(Dataset items)
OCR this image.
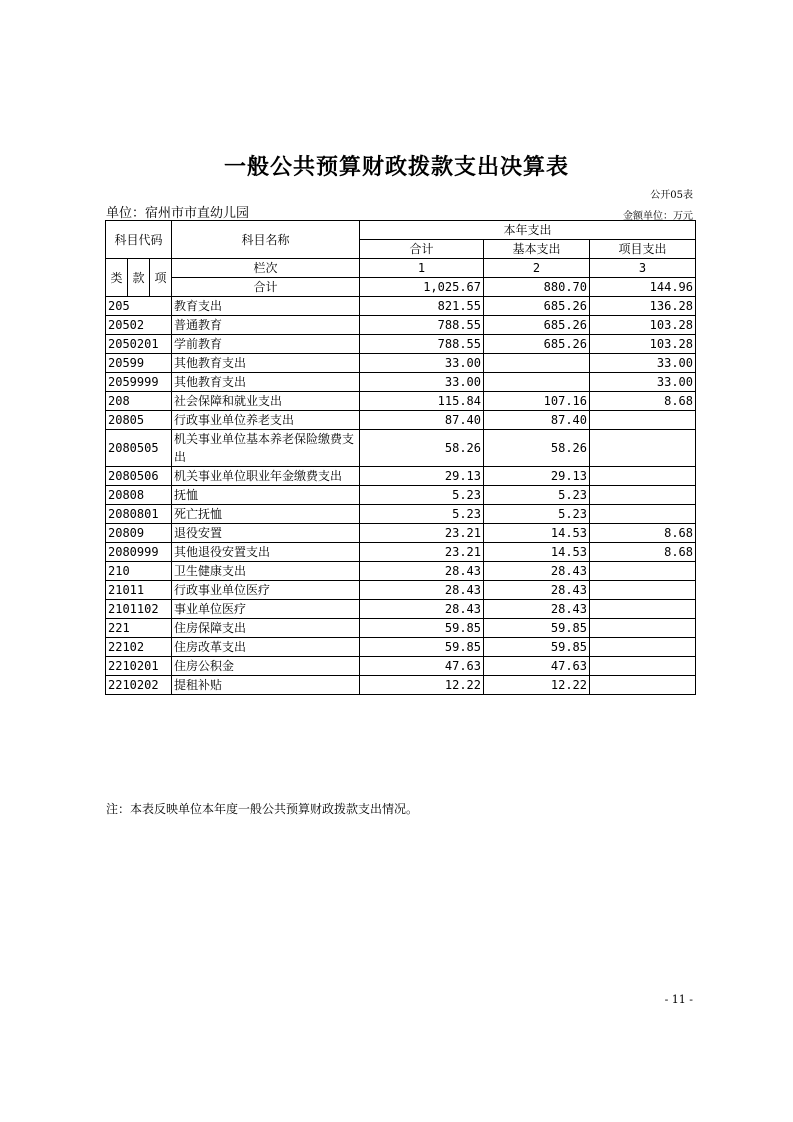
一般公共预算财政拨款支出决算表
公开05表
单位：宿州市市直幼儿园	金额单位：万元
科目代码			科目名称	本年支出		
				合计	基本支出	项目支出
类	款	项	栏次	1	2	3
			合计	1,025.67	880.70	144.96
205			教育支出	821.55	685.26	136.28
20502			普通教育	788.55	685.26	103.28
2050201			学前教育	788.55	685.26	103.28
20599			其他教育支出	33.00		33.00
2059999			其他教育支出	33.00		33.00
208			社会保障和就业支出	115.84	107.16	8.68
20805			行政事业单位养老支出	87.40	87.40	
2080505			机关事业单位基本养老保险缴费支出	58.26	58.26	
2080506			机关事业单位职业年金缴费支出	29.13	29.13	
20808			抚恤	5.23	5.23	
2080801			死亡抚恤	5.23	5.23	
20809			退役安置	23.21	14.53	8.68
2080999			其他退役安置支出	23.21	14.53	8.68
210			卫生健康支出	28.43	28.43	
21011			行政事业单位医疗	28.43	28.43	
2101102			事业单位医疗	28.43	28.43	
221			住房保障支出	59.85	59.85	
22102			住房改革支出	59.85	59.85	
2210201			住房公积金	47.63	47.63	
2210202			提租补贴	12.22	12.22	
注：本表反映单位本年度一般公共预算财政拨款支出情况。
- 11 -
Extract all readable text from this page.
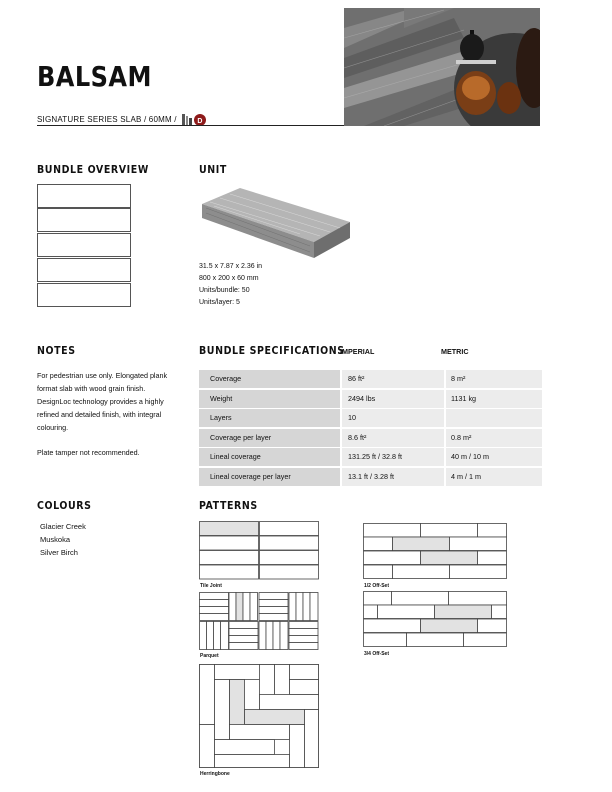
BALSAM
SIGNATURE SERIES SLAB / 60MM /	D
BUNDLE OVERVIEW	UNIT
31.5 x 7.87 x 2.36 in
800 x 200 x 60 mm
Units/bundle: 50
Units/layer: 5
NOTES

For pedestrian use only. Elongated plank format slab with wood grain finish. DesignLoc technology provides a highly refined and detailed finish, with integral colouring.

Plate tamper not recommended.

BUNDLE SPECIFICATIONS
IMPERIAL	METRIC
Coverage	86 ft²	8 m²
Weight	2494 lbs	1131 kg
Layers	10
Coverage per layer	8.6 ft²	0.8 m²
Lineal coverage	131.25 ft / 32.8 ft	40 m / 10 m
Lineal coverage per layer	13.1 ft / 3.28 ft	4 m / 1 m
COLOURS
Glacier Creek
Muskoka
Silver Birch
PATTERNS
Tile Joint	1/2 Off-Set
Parquet	3/4 Off-Set
Herringbone
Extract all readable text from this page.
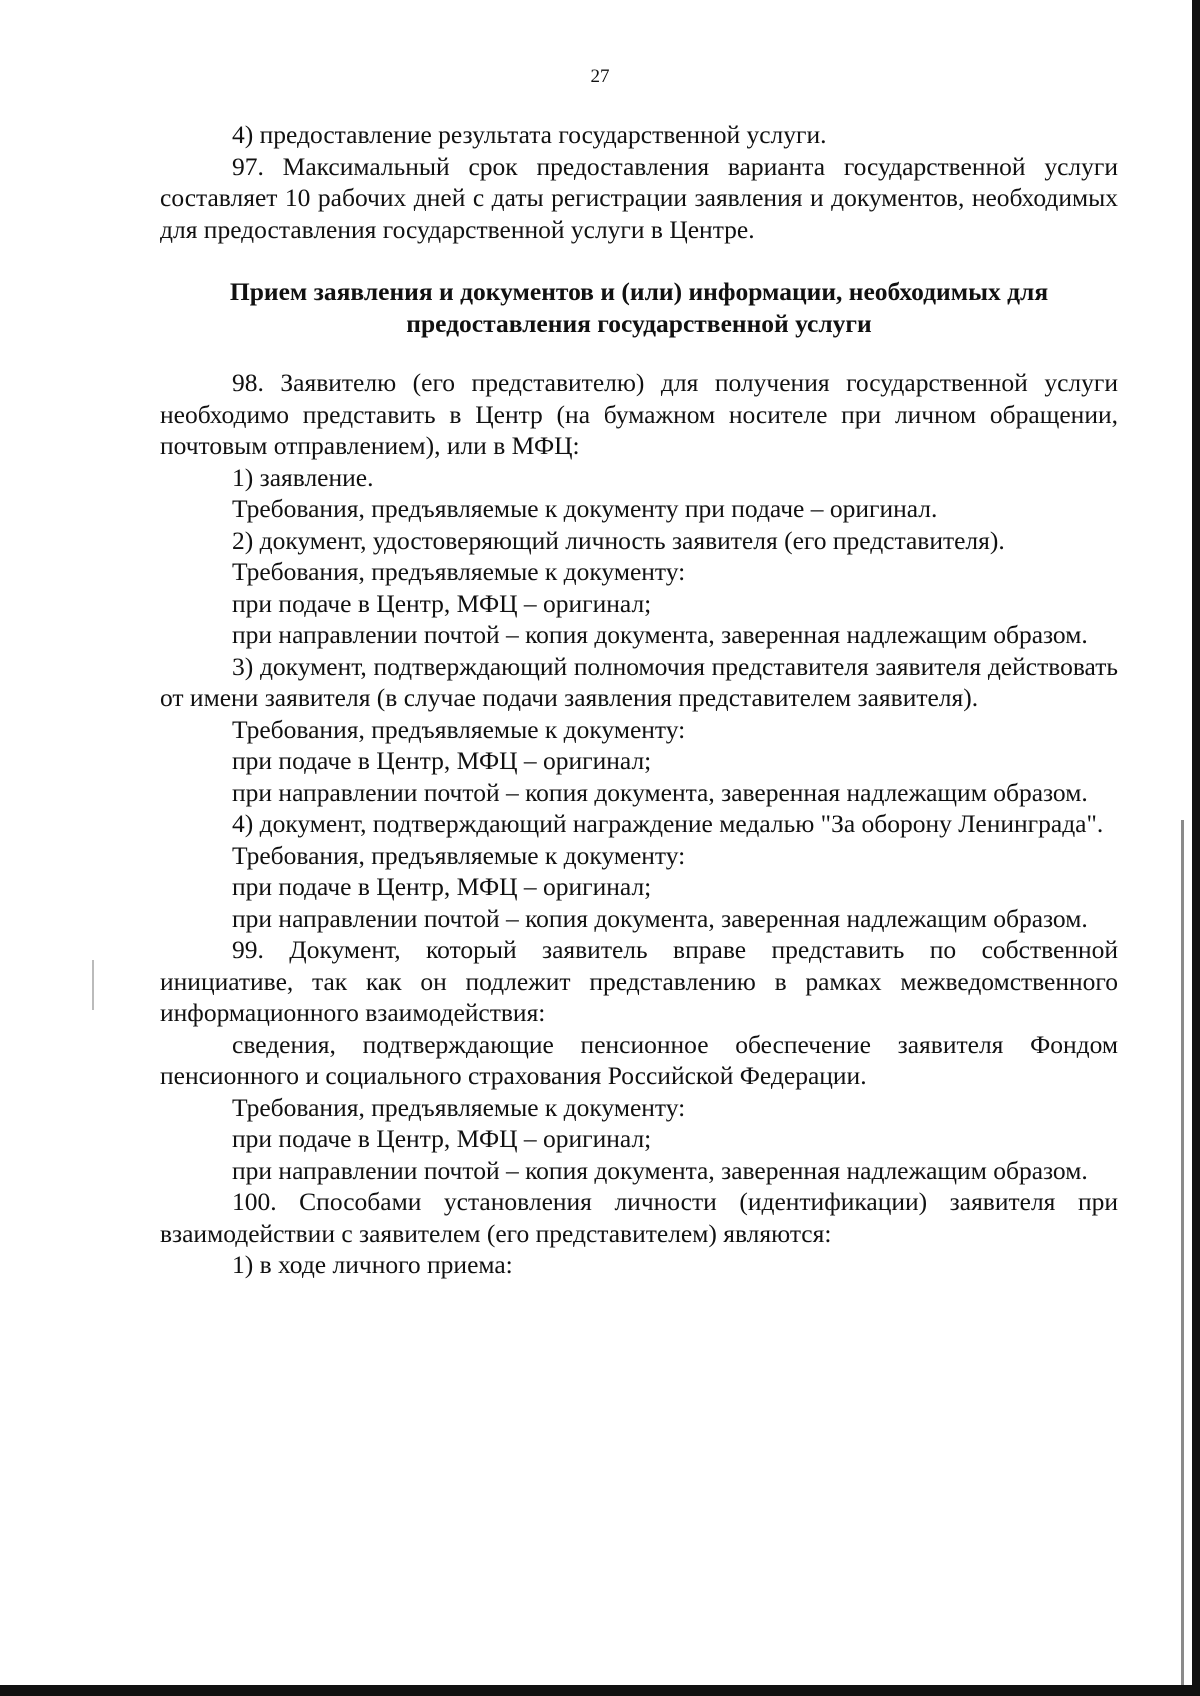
27

4) предоставление результата государственной услуги.

97. Максимальный срок предоставления варианта государственной услуги составляет 10 рабочих дней с даты регистрации заявления и документов, необходимых для предоставления государственной услуги в Центре.

Прием заявления и документов и (или) информации, необходимых для предоставления государственной услуги

98. Заявителю (его представителю) для получения государственной услуги необходимо представить в Центр (на бумажном носителе при личном обращении, почтовым отправлением), или в МФЦ:

1) заявление.

Требования, предъявляемые к документу при подаче – оригинал.

2) документ, удостоверяющий личность заявителя (его представителя).

Требования, предъявляемые к документу:

при подаче в Центр, МФЦ – оригинал;

при направлении почтой – копия документа, заверенная надлежащим образом.

3) документ, подтверждающий полномочия представителя заявителя действовать от имени заявителя (в случае подачи заявления представителем заявителя).

Требования, предъявляемые к документу:

при подаче в Центр, МФЦ – оригинал;

при направлении почтой – копия документа, заверенная надлежащим образом.

4) документ, подтверждающий награждение медалью "За оборону Ленинграда".

Требования, предъявляемые к документу:

при подаче в Центр, МФЦ – оригинал;

при направлении почтой – копия документа, заверенная надлежащим образом.

99. Документ, который заявитель вправе представить по собственной инициативе, так как он подлежит представлению в рамках межведомственного информационного взаимодействия:

сведения, подтверждающие пенсионное обеспечение заявителя Фондом пенсионного и социального страхования Российской Федерации.

Требования, предъявляемые к документу:

при подаче в Центр, МФЦ – оригинал;

при направлении почтой – копия документа, заверенная надлежащим образом.

100. Способами установления личности (идентификации) заявителя при взаимодействии с заявителем (его представителем) являются:

1) в ходе личного приема:
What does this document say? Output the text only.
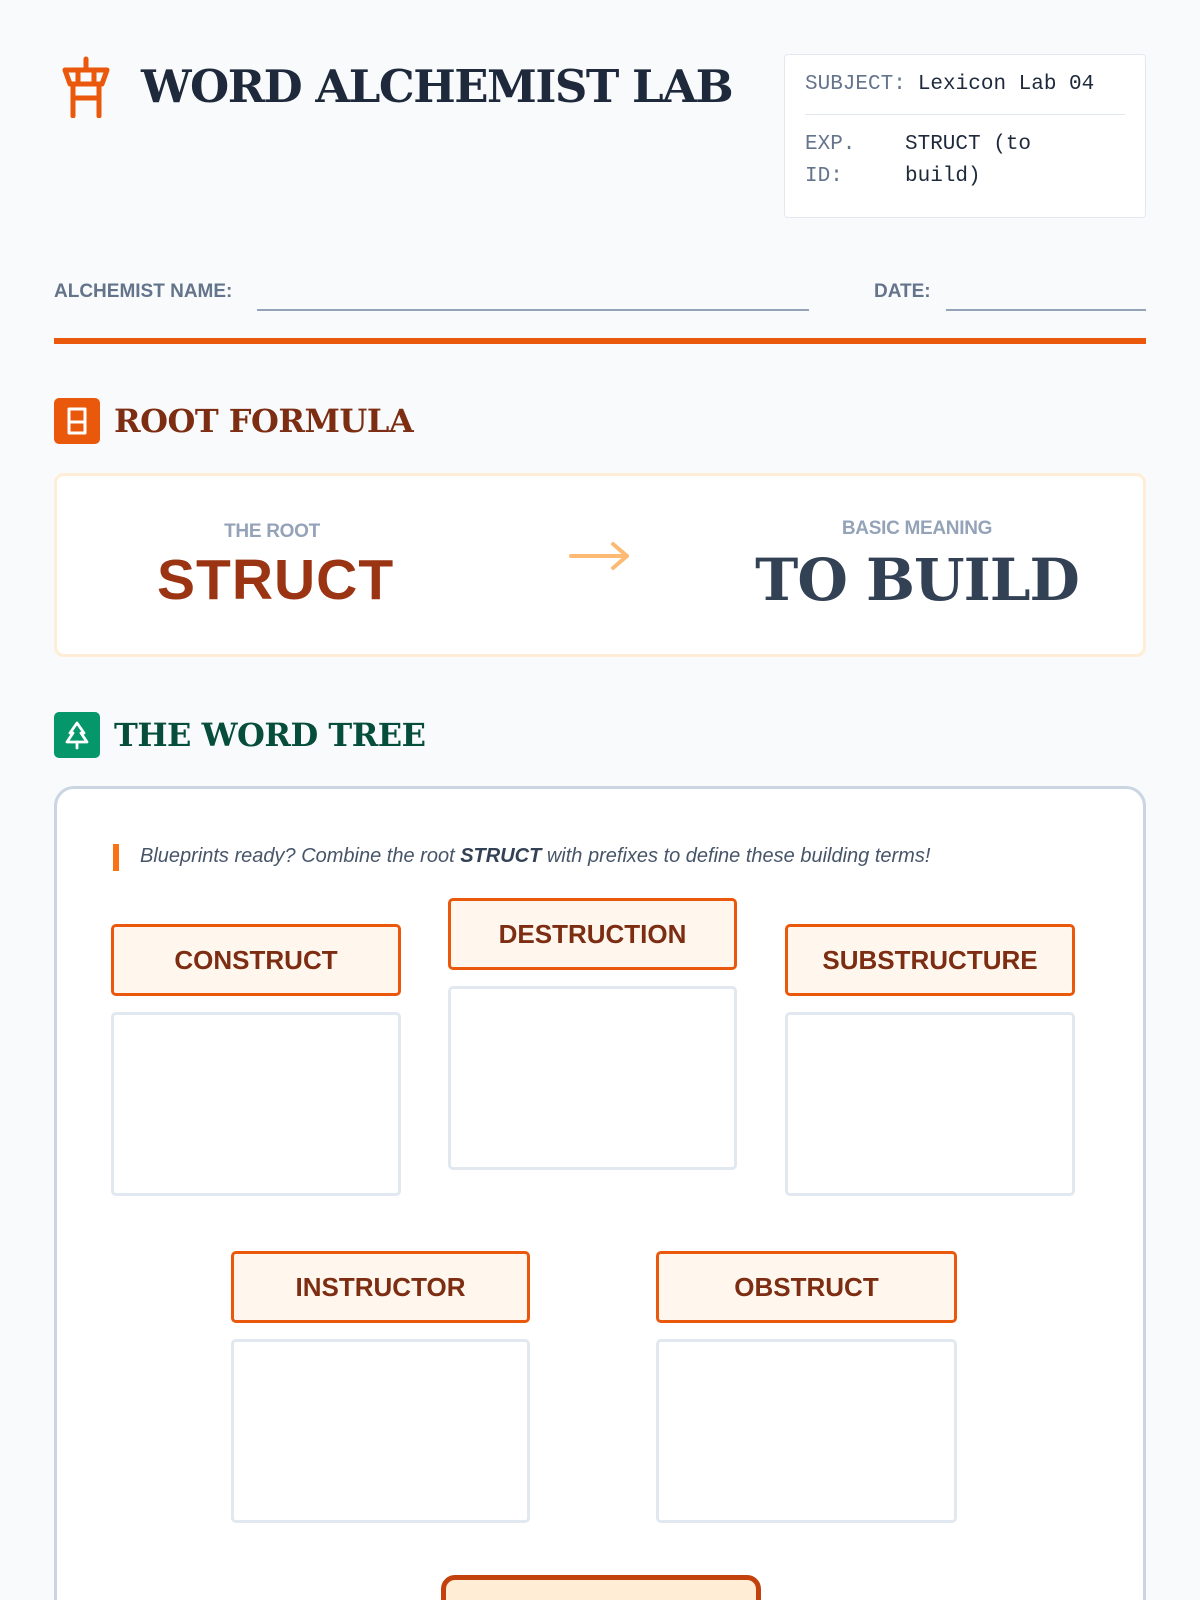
WORD ALCHEMIST LAB	SUBJECT: Lexicon Lab 04
EXP. ID:
STRUCT (to build)
ALCHEMIST NAME:	DATE:
ROOT FORMULA
THE ROOT
STRUCT
BASIC MEANING
TO BUILD
THE WORD TREE
Blueprints ready? Combine the root STRUCT with prefixes to define these building terms!
CONSTRUCT
DESTRUCTION
SUBSTRUCTURE
INSTRUCTOR	OBSTRUCT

→ Your objective
Write out the records above once more, word for word, with no pictures.

→ Exercise solution
OCR this image.
一般公共预算财政拨款支出决算表
公开05表
单位：宿州市市直幼儿园	金额单位：万元
科目代码			科目名称	本年支出		
				合计	基本支出	项目支出
类	款	项	栏次	1	2	3
			合计	1,025.67	880.70	144.96
205			教育支出	821.55	685.26	136.28
20502			普通教育	788.55	685.26	103.28
2050201			学前教育	788.55	685.26	103.28
20599			其他教育支出	33.00		33.00
2059999			其他教育支出	33.00		33.00
208			社会保障和就业支出	115.84	107.16	8.68
20805			行政事业单位养老支出	87.40	87.40	
2080505			机关事业单位基本养老保险缴费支出	58.26	58.26	
2080506			机关事业单位职业年金缴费支出	29.13	29.13	
20808			抚恤	5.23	5.23	
2080801			死亡抚恤	5.23	5.23	
20809			退役安置	23.21	14.53	8.68
2080999			其他退役安置支出	23.21	14.53	8.68
210			卫生健康支出	28.43	28.43	
21011			行政事业单位医疗	28.43	28.43	
2101102			事业单位医疗	28.43	28.43	
221			住房保障支出	59.85	59.85	
22102			住房改革支出	59.85	59.85	
2210201			住房公积金	47.63	47.63	
2210202			提租补贴	12.22	12.22	
注：本表反映单位本年度一般公共预算财政拨款支出情况。
- 11 -
Extract all readable text from this page.
BALSAM
SIGNATURE SERIES SLAB / 60MM /	D
BUNDLE OVERVIEW	UNIT
31.5 x 7.87 x 2.36 in
800 x 200 x 60 mm
Units/bundle: 50
Units/layer: 5
NOTES

For pedestrian use only. Elongated plank format slab with wood grain finish. DesignLoc technology provides a highly refined and detailed finish, with integral colouring.

Plate tamper not recommended.

BUNDLE SPECIFICATIONS
IMPERIAL	METRIC
Coverage	86 ft²	8 m²
Weight	2494 lbs	1131 kg
Layers	10
Coverage per layer	8.6 ft²	0.8 m²
Lineal coverage	131.25 ft / 32.8 ft	40 m / 10 m
Lineal coverage per layer	13.1 ft / 3.28 ft	4 m / 1 m
COLOURS
Glacier Creek
Muskoka
Silver Birch
PATTERNS
Tile Joint	1/2 Off-Set
Parquet	3/4 Off-Set
Herringbone
Extract all readable text from this page.
27

4) предоставление результата государственной услуги.

97. Максимальный срок предоставления варианта государственной услуги составляет 10 рабочих дней с даты регистрации заявления и документов, необходимых для предоставления государственной услуги в Центре.

Прием заявления и документов и (или) информации, необходимых для предоставления государственной услуги

98. Заявителю (его представителю) для получения государственной услуги необходимо представить в Центр (на бумажном носителе при личном обращении, почтовым отправлением), или в МФЦ:

1) заявление.

Требования, предъявляемые к документу при подаче – оригинал.

2) документ, удостоверяющий личность заявителя (его представителя).

Требования, предъявляемые к документу:

при подаче в Центр, МФЦ – оригинал;

при направлении почтой – копия документа, заверенная надлежащим образом.

3) документ, подтверждающий полномочия представителя заявителя действовать от имени заявителя (в случае подачи заявления представителем заявителя).

Требования, предъявляемые к документу:

при подаче в Центр, МФЦ – оригинал;

при направлении почтой – копия документа, заверенная надлежащим образом.

4) документ, подтверждающий награждение медалью "За оборону Ленинграда".

Требования, предъявляемые к документу:

при подаче в Центр, МФЦ – оригинал;

при направлении почтой – копия документа, заверенная надлежащим образом.

99. Документ, который заявитель вправе представить по собственной инициативе, так как он подлежит представлению в рамках межведомственного информационного взаимодействия:

сведения, подтверждающие пенсионное обеспечение заявителя Фондом пенсионного и социального страхования Российской Федерации.

Требования, предъявляемые к документу:

при подаче в Центр, МФЦ – оригинал;

при направлении почтой – копия документа, заверенная надлежащим образом.

100. Способами установления личности (идентификации) заявителя при взаимодействии с заявителем (его представителем) являются:

1) в ходе личного приема:
What does this document say? Output the text only.
WORD ALCHEMIST LAB	SUBJECT: Lexicon Lab 04
EXP. ID:
STRUCT (to build)
ALCHEMIST NAME:	DATE:
ROOT FORMULA
THE ROOT
STRUCT
BASIC MEANING
TO BUILD
THE WORD TREE
Blueprints ready? Combine the root STRUCT with prefixes to define these building terms!
CONSTRUCT
DESTRUCTION
SUBSTRUCTURE
INSTRUCTOR	OBSTRUCT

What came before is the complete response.